Determine the number of lines in the listing below where the string "переводом" occurs; answer with the number alone.

Dataset items:
▼
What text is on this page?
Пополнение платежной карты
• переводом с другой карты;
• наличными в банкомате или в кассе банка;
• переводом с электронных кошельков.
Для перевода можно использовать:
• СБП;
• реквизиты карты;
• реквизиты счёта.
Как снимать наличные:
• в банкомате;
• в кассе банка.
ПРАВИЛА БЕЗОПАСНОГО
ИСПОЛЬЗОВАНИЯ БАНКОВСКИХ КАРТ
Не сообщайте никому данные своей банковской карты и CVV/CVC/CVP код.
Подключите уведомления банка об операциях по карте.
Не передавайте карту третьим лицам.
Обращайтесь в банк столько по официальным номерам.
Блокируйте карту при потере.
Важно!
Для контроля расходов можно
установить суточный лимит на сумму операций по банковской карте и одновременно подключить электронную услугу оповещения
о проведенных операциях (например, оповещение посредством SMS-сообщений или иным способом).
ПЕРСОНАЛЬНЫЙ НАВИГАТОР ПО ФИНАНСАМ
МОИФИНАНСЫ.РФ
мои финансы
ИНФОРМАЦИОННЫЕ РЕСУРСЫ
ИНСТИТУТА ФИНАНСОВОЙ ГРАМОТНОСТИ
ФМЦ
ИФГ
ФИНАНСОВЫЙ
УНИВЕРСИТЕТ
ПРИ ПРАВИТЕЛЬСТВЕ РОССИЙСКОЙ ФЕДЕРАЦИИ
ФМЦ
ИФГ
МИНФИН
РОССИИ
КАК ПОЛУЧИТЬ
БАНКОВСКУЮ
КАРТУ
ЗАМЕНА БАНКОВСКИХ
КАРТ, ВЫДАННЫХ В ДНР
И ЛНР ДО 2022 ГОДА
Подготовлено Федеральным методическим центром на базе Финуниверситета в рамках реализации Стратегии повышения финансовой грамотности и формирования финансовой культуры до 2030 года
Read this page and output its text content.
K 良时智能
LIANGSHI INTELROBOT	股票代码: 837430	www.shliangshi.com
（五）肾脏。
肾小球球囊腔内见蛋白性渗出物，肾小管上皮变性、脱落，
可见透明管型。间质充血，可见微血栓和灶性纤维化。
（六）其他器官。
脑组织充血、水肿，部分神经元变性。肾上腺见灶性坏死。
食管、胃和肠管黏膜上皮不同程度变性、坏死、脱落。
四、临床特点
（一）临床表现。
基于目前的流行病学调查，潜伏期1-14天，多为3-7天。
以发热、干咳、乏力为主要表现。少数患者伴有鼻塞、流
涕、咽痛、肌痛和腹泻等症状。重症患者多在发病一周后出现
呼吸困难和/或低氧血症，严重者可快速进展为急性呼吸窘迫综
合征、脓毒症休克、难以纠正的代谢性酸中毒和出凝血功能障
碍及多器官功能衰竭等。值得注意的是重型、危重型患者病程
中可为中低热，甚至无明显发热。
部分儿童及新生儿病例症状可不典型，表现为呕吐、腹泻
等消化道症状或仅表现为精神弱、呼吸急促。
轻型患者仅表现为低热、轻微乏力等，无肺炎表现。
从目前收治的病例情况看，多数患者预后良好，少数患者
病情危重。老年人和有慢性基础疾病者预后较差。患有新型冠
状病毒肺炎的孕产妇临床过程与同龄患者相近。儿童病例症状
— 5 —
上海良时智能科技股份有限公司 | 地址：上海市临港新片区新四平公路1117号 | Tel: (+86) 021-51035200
▲
▶ **Output for this exercise**: 2